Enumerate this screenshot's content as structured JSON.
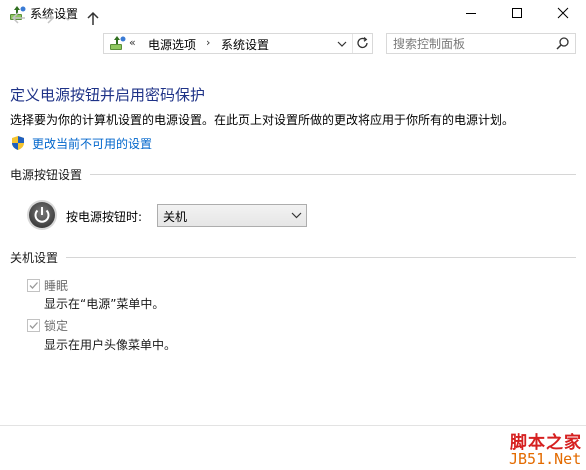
{
  "window": {
    "title": "系统设置"
  },
  "navigation": {
    "address": {
      "overflow": "«",
      "segments": [
        "电源选项",
        "系统设置"
      ],
      "separator": "›"
    },
    "search": {
      "placeholder": "搜索控制面板"
    }
  },
  "content": {
    "title": "定义电源按钮并启用密码保护",
    "description": "选择要为你的计算机设置的电源设置。在此页上对设置所做的更改将应用于你所有的电源计划。",
    "change_link": "更改当前不可用的设置",
    "power_section": {
      "header": "电源按钮设置",
      "power_button_label": "按电源按钮时:",
      "power_button_value": "关机"
    },
    "shutdown_section": {
      "header": "关机设置",
      "options": [
        {
          "label": "睡眠",
          "description": "显示在“电源”菜单中。",
          "checked": true,
          "enabled": false
        },
        {
          "label": "锁定",
          "description": "显示在用户头像菜单中。",
          "checked": true,
          "enabled": false
        }
      ]
    }
  },
  "watermark": {
    "line1": "脚本之家",
    "line2": "JB51.Net"
  },
  "colors": {
    "title_blue": "#1e3287",
    "link_blue": "#0066cc",
    "watermark_red": "#d62020",
    "watermark_orange": "#e36b00"
  }
}
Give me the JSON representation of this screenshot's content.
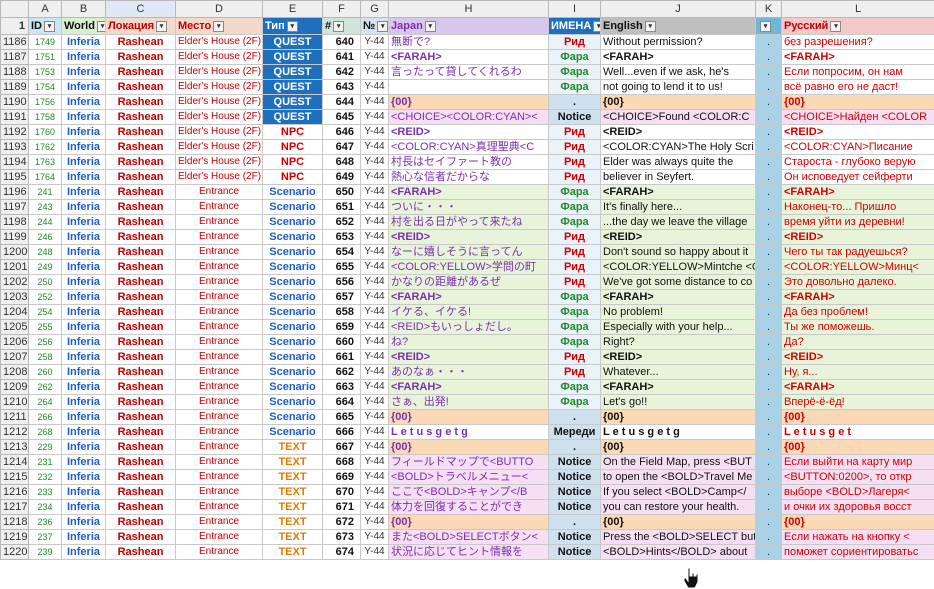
{
  "columns": [
    "",
    "A",
    "B",
    "C",
    "D",
    "E",
    "F",
    "G",
    "H",
    "I",
    "J",
    "K",
    "L"
  ],
  "header_row": {
    "rownum": "1",
    "A": "ID",
    "B": "World",
    "C": "Локация",
    "D": "Место",
    "E": "Тип",
    "F": "#",
    "G": "№",
    "H": "Japan",
    "I": "ИМЕНА",
    "J": "English",
    "K": "",
    "L": "Русский"
  },
  "rows": [
    {
      "r": "1186",
      "id": "1749",
      "world": "Inferia",
      "loc": "Rashean",
      "place": "Elder's House (2F)",
      "type": "QUEST",
      "tc": "t-quest",
      "num": "640",
      "ns": "Y-44",
      "jp": "無断で?",
      "name": "Рид",
      "nc": "red",
      "en": "Without permission?",
      "k": ".",
      "ru": "без разрешения?",
      "bg": "bg-white"
    },
    {
      "r": "1187",
      "id": "1751",
      "world": "Inferia",
      "loc": "Rashean",
      "place": "Elder's House (2F)",
      "type": "QUEST",
      "tc": "t-quest",
      "num": "641",
      "ns": "Y-44",
      "jp": "<FARAH>",
      "jpb": true,
      "name": "Фара",
      "nc": "",
      "en": "<FARAH>",
      "enb": true,
      "k": ".",
      "ru": "<FARAH>",
      "rub": true,
      "bg": "bg-white"
    },
    {
      "r": "1188",
      "id": "1753",
      "world": "Inferia",
      "loc": "Rashean",
      "place": "Elder's House (2F)",
      "type": "QUEST",
      "tc": "t-quest",
      "num": "642",
      "ns": "Y-44",
      "jp": "言ったって貸してくれるわ",
      "name": "Фара",
      "nc": "",
      "en": "Well...even if we ask, he's",
      "k": ".",
      "ru": "Если попросим, он нам",
      "bg": "bg-white"
    },
    {
      "r": "1189",
      "id": "1754",
      "world": "Inferia",
      "loc": "Rashean",
      "place": "Elder's House (2F)",
      "type": "QUEST",
      "tc": "t-quest",
      "num": "643",
      "ns": "Y-44",
      "jp": "",
      "name": "Фара",
      "nc": "",
      "en": "not going to lend it to us!",
      "k": ".",
      "ru": "всё равно его не даст!",
      "bg": "bg-white"
    },
    {
      "r": "1190",
      "id": "1756",
      "world": "Inferia",
      "loc": "Rashean",
      "place": "Elder's House (2F)",
      "type": "QUEST",
      "tc": "t-quest",
      "num": "644",
      "ns": "Y-44",
      "jp": "{00}",
      "jpb": true,
      "name": ".",
      "nc": "notice",
      "en": "{00}",
      "enb": true,
      "k": ".",
      "ru": "{00}",
      "rub": true,
      "bg": "bg-peach"
    },
    {
      "r": "1191",
      "id": "1758",
      "world": "Inferia",
      "loc": "Rashean",
      "place": "Elder's House (2F)",
      "type": "QUEST",
      "tc": "t-quest",
      "num": "645",
      "ns": "Y-44",
      "jp": "<CHOICE><COLOR:CYAN><",
      "name": "Notice",
      "nc": "notice",
      "en": "<CHOICE>Found <COLOR:C",
      "k": ".",
      "ru": "<CHOICE>Найден <COLOR",
      "bg": "bg-pink"
    },
    {
      "r": "1192",
      "id": "1760",
      "world": "Inferia",
      "loc": "Rashean",
      "place": "Elder's House (2F)",
      "type": "NPC",
      "tc": "t-npc",
      "num": "646",
      "ns": "Y-44",
      "jp": "<REID>",
      "jpb": true,
      "name": "Рид",
      "nc": "red",
      "en": "<REID>",
      "enb": true,
      "k": ".",
      "ru": "<REID>",
      "rub": true,
      "bg": "bg-white"
    },
    {
      "r": "1193",
      "id": "1762",
      "world": "Inferia",
      "loc": "Rashean",
      "place": "Elder's House (2F)",
      "type": "NPC",
      "tc": "t-npc",
      "num": "647",
      "ns": "Y-44",
      "jp": "<COLOR:CYAN>真理聖典<C",
      "name": "Рид",
      "nc": "red",
      "en": "<COLOR:CYAN>The Holy Scri",
      "k": ".",
      "ru": "<COLOR:CYAN>Писание",
      "bg": "bg-white"
    },
    {
      "r": "1194",
      "id": "1763",
      "world": "Inferia",
      "loc": "Rashean",
      "place": "Elder's House (2F)",
      "type": "NPC",
      "tc": "t-npc",
      "num": "648",
      "ns": "Y-44",
      "jp": "村長はセイファート教の",
      "name": "Рид",
      "nc": "red",
      "en": "Elder was always quite the",
      "k": ".",
      "ru": "Староста - глубоко верую",
      "bg": "bg-white"
    },
    {
      "r": "1195",
      "id": "1764",
      "world": "Inferia",
      "loc": "Rashean",
      "place": "Elder's House (2F)",
      "type": "NPC",
      "tc": "t-npc",
      "num": "649",
      "ns": "Y-44",
      "jp": "熱心な信者だからな",
      "name": "Рид",
      "nc": "red",
      "en": "believer in Seyfert.",
      "k": ".",
      "ru": "Он исповедует сейферти",
      "bg": "bg-white"
    },
    {
      "r": "1196",
      "id": "241",
      "world": "Inferia",
      "loc": "Rashean",
      "place": "Entrance",
      "type": "Scenario",
      "tc": "t-scen",
      "num": "650",
      "ns": "Y-44",
      "jp": "<FARAH>",
      "jpb": true,
      "name": "Фара",
      "nc": "",
      "en": "<FARAH>",
      "enb": true,
      "k": ".",
      "ru": "<FARAH>",
      "rub": true,
      "bg": "bg-green"
    },
    {
      "r": "1197",
      "id": "243",
      "world": "Inferia",
      "loc": "Rashean",
      "place": "Entrance",
      "type": "Scenario",
      "tc": "t-scen",
      "num": "651",
      "ns": "Y-44",
      "jp": "ついに・・・",
      "name": "Фара",
      "nc": "",
      "en": "It's finally here...",
      "k": ".",
      "ru": "Наконец-то... Пришло",
      "bg": "bg-green"
    },
    {
      "r": "1198",
      "id": "244",
      "world": "Inferia",
      "loc": "Rashean",
      "place": "Entrance",
      "type": "Scenario",
      "tc": "t-scen",
      "num": "652",
      "ns": "Y-44",
      "jp": "村を出る日がやって来たね",
      "name": "Фара",
      "nc": "",
      "en": "...the day we leave the village",
      "k": ".",
      "ru": "время уйти из деревни!",
      "bg": "bg-green"
    },
    {
      "r": "1199",
      "id": "246",
      "world": "Inferia",
      "loc": "Rashean",
      "place": "Entrance",
      "type": "Scenario",
      "tc": "t-scen",
      "num": "653",
      "ns": "Y-44",
      "jp": "<REID>",
      "jpb": true,
      "name": "Рид",
      "nc": "red",
      "en": "<REID>",
      "enb": true,
      "k": ".",
      "ru": "<REID>",
      "rub": true,
      "bg": "bg-green"
    },
    {
      "r": "1200",
      "id": "248",
      "world": "Inferia",
      "loc": "Rashean",
      "place": "Entrance",
      "type": "Scenario",
      "tc": "t-scen",
      "num": "654",
      "ns": "Y-44",
      "jp": "なーに嬉しそうに言ってん",
      "name": "Рид",
      "nc": "red",
      "en": "Don't sound so happy about it",
      "k": ".",
      "ru": "Чего ты так радуешься?",
      "bg": "bg-green"
    },
    {
      "r": "1201",
      "id": "249",
      "world": "Inferia",
      "loc": "Rashean",
      "place": "Entrance",
      "type": "Scenario",
      "tc": "t-scen",
      "num": "655",
      "ns": "Y-44",
      "jp": "<COLOR:YELLOW>学問の町",
      "name": "Рид",
      "nc": "red",
      "en": "<COLOR:YELLOW>Mintche <C",
      "k": ".",
      "ru": "<COLOR:YELLOW>Минц<",
      "bg": "bg-green"
    },
    {
      "r": "1202",
      "id": "250",
      "world": "Inferia",
      "loc": "Rashean",
      "place": "Entrance",
      "type": "Scenario",
      "tc": "t-scen",
      "num": "656",
      "ns": "Y-44",
      "jp": "かなりの距離があるぜ",
      "name": "Рид",
      "nc": "red",
      "en": "We've got some distance to co",
      "k": ".",
      "ru": "Это довольно далеко.",
      "bg": "bg-green"
    },
    {
      "r": "1203",
      "id": "252",
      "world": "Inferia",
      "loc": "Rashean",
      "place": "Entrance",
      "type": "Scenario",
      "tc": "t-scen",
      "num": "657",
      "ns": "Y-44",
      "jp": "<FARAH>",
      "jpb": true,
      "name": "Фара",
      "nc": "",
      "en": "<FARAH>",
      "enb": true,
      "k": ".",
      "ru": "<FARAH>",
      "rub": true,
      "bg": "bg-green"
    },
    {
      "r": "1204",
      "id": "254",
      "world": "Inferia",
      "loc": "Rashean",
      "place": "Entrance",
      "type": "Scenario",
      "tc": "t-scen",
      "num": "658",
      "ns": "Y-44",
      "jp": "イケる、イケる!",
      "name": "Фара",
      "nc": "",
      "en": "No problem!",
      "k": ".",
      "ru": "Да без проблем!",
      "bg": "bg-green"
    },
    {
      "r": "1205",
      "id": "255",
      "world": "Inferia",
      "loc": "Rashean",
      "place": "Entrance",
      "type": "Scenario",
      "tc": "t-scen",
      "num": "659",
      "ns": "Y-44",
      "jp": "<REID>もいっしょだし。",
      "name": "Фара",
      "nc": "",
      "en": "Especially with your help...",
      "k": ".",
      "ru": "Ты же поможешь.",
      "bg": "bg-green"
    },
    {
      "r": "1206",
      "id": "256",
      "world": "Inferia",
      "loc": "Rashean",
      "place": "Entrance",
      "type": "Scenario",
      "tc": "t-scen",
      "num": "660",
      "ns": "Y-44",
      "jp": "ね?",
      "name": "Фара",
      "nc": "",
      "en": "Right?",
      "k": ".",
      "ru": "Да?",
      "bg": "bg-green"
    },
    {
      "r": "1207",
      "id": "258",
      "world": "Inferia",
      "loc": "Rashean",
      "place": "Entrance",
      "type": "Scenario",
      "tc": "t-scen",
      "num": "661",
      "ns": "Y-44",
      "jp": "<REID>",
      "jpb": true,
      "name": "Рид",
      "nc": "red",
      "en": "<REID>",
      "enb": true,
      "k": ".",
      "ru": "<REID>",
      "rub": true,
      "bg": "bg-green"
    },
    {
      "r": "1208",
      "id": "260",
      "world": "Inferia",
      "loc": "Rashean",
      "place": "Entrance",
      "type": "Scenario",
      "tc": "t-scen",
      "num": "662",
      "ns": "Y-44",
      "jp": "あのなぁ・・・",
      "name": "Рид",
      "nc": "red",
      "en": "Whatever...",
      "k": ".",
      "ru": "Ну, я...",
      "bg": "bg-green"
    },
    {
      "r": "1209",
      "id": "262",
      "world": "Inferia",
      "loc": "Rashean",
      "place": "Entrance",
      "type": "Scenario",
      "tc": "t-scen",
      "num": "663",
      "ns": "Y-44",
      "jp": "<FARAH>",
      "jpb": true,
      "name": "Фара",
      "nc": "",
      "en": "<FARAH>",
      "enb": true,
      "k": ".",
      "ru": "<FARAH>",
      "rub": true,
      "bg": "bg-green"
    },
    {
      "r": "1210",
      "id": "264",
      "world": "Inferia",
      "loc": "Rashean",
      "place": "Entrance",
      "type": "Scenario",
      "tc": "t-scen",
      "num": "664",
      "ns": "Y-44",
      "jp": "さぁ、出発!",
      "name": "Фара",
      "nc": "",
      "en": "Let's go!!",
      "k": ".",
      "ru": "Вперё-ё-ёд!",
      "bg": "bg-green"
    },
    {
      "r": "1211",
      "id": "266",
      "world": "Inferia",
      "loc": "Rashean",
      "place": "Entrance",
      "type": "Scenario",
      "tc": "t-scen",
      "num": "665",
      "ns": "Y-44",
      "jp": "{00}",
      "jpb": true,
      "name": ".",
      "nc": "notice",
      "en": "{00}",
      "enb": true,
      "k": ".",
      "ru": "{00}",
      "rub": true,
      "bg": "bg-peach"
    },
    {
      "r": "1212",
      "id": "268",
      "world": "Inferia",
      "loc": "Rashean",
      "place": "Entrance",
      "type": "Scenario",
      "tc": "t-scen",
      "num": "666",
      "ns": "Y-44",
      "jp": "L e t   u s   g e t   g",
      "jpb": true,
      "name": "Мереди",
      "nc": "notice",
      "en": "L e t   u s   g e t   g",
      "enb": true,
      "k": ".",
      "ru": "L e t   u s   g e t",
      "rub": true,
      "bg": "bg-white"
    },
    {
      "r": "1213",
      "id": "229",
      "world": "Inferia",
      "loc": "Rashean",
      "place": "Entrance",
      "type": "TEXT",
      "tc": "t-text",
      "num": "667",
      "ns": "Y-44",
      "jp": "{00}",
      "jpb": true,
      "name": ".",
      "nc": "notice",
      "en": "{00}",
      "enb": true,
      "k": ".",
      "ru": "{00}",
      "rub": true,
      "bg": "bg-peach"
    },
    {
      "r": "1214",
      "id": "231",
      "world": "Inferia",
      "loc": "Rashean",
      "place": "Entrance",
      "type": "TEXT",
      "tc": "t-text",
      "num": "668",
      "ns": "Y-44",
      "jp": "フィールドマップで<BUTTO",
      "name": "Notice",
      "nc": "notice",
      "en": "On the Field Map, press <BUT",
      "k": ".",
      "ru": "Если выйти на карту мир",
      "bg": "bg-pink"
    },
    {
      "r": "1215",
      "id": "232",
      "world": "Inferia",
      "loc": "Rashean",
      "place": "Entrance",
      "type": "TEXT",
      "tc": "t-text",
      "num": "669",
      "ns": "Y-44",
      "jp": "<BOLD>トラベルメニュー<",
      "name": "Notice",
      "nc": "notice",
      "en": "to open the <BOLD>Travel Me",
      "k": ".",
      "ru": "<BUTTON:0200>, то откр",
      "bg": "bg-pink"
    },
    {
      "r": "1216",
      "id": "233",
      "world": "Inferia",
      "loc": "Rashean",
      "place": "Entrance",
      "type": "TEXT",
      "tc": "t-text",
      "num": "670",
      "ns": "Y-44",
      "jp": "ここで<BOLD>キャンプ</B",
      "name": "Notice",
      "nc": "notice",
      "en": "If you select <BOLD>Camp</",
      "k": ".",
      "ru": "выборе <BOLD>Лагеря<",
      "bg": "bg-pink"
    },
    {
      "r": "1217",
      "id": "234",
      "world": "Inferia",
      "loc": "Rashean",
      "place": "Entrance",
      "type": "TEXT",
      "tc": "t-text",
      "num": "671",
      "ns": "Y-44",
      "jp": "体力を回復することができ",
      "name": "Notice",
      "nc": "notice",
      "en": "you can restore your health.",
      "k": ".",
      "ru": "и очки их здоровья восст",
      "bg": "bg-pink"
    },
    {
      "r": "1218",
      "id": "236",
      "world": "Inferia",
      "loc": "Rashean",
      "place": "Entrance",
      "type": "TEXT",
      "tc": "t-text",
      "num": "672",
      "ns": "Y-44",
      "jp": "{00}",
      "jpb": true,
      "name": ".",
      "nc": "notice",
      "en": "{00}",
      "enb": true,
      "k": ".",
      "ru": "{00}",
      "rub": true,
      "bg": "bg-peach"
    },
    {
      "r": "1219",
      "id": "237",
      "world": "Inferia",
      "loc": "Rashean",
      "place": "Entrance",
      "type": "TEXT",
      "tc": "t-text",
      "num": "673",
      "ns": "Y-44",
      "jp": "また<BOLD>SELECTボタン<",
      "name": "Notice",
      "nc": "notice",
      "en": "Press the <BOLD>SELECT but",
      "k": ".",
      "ru": "Если нажать на кнопку <",
      "bg": "bg-pink"
    },
    {
      "r": "1220",
      "id": "239",
      "world": "Inferia",
      "loc": "Rashean",
      "place": "Entrance",
      "type": "TEXT",
      "tc": "t-text",
      "num": "674",
      "ns": "Y-44",
      "jp": "状況に応じてヒント情報を",
      "name": "Notice",
      "nc": "notice",
      "en": "<BOLD>Hints</BOLD> about",
      "k": ".",
      "ru": "поможет сориентироватьс",
      "bg": "bg-pink"
    }
  ]
}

· · · ·

TASK DESCRIPTION — Tally the lines holding the string "content" and give only the count.

TASK RESPONSE — 3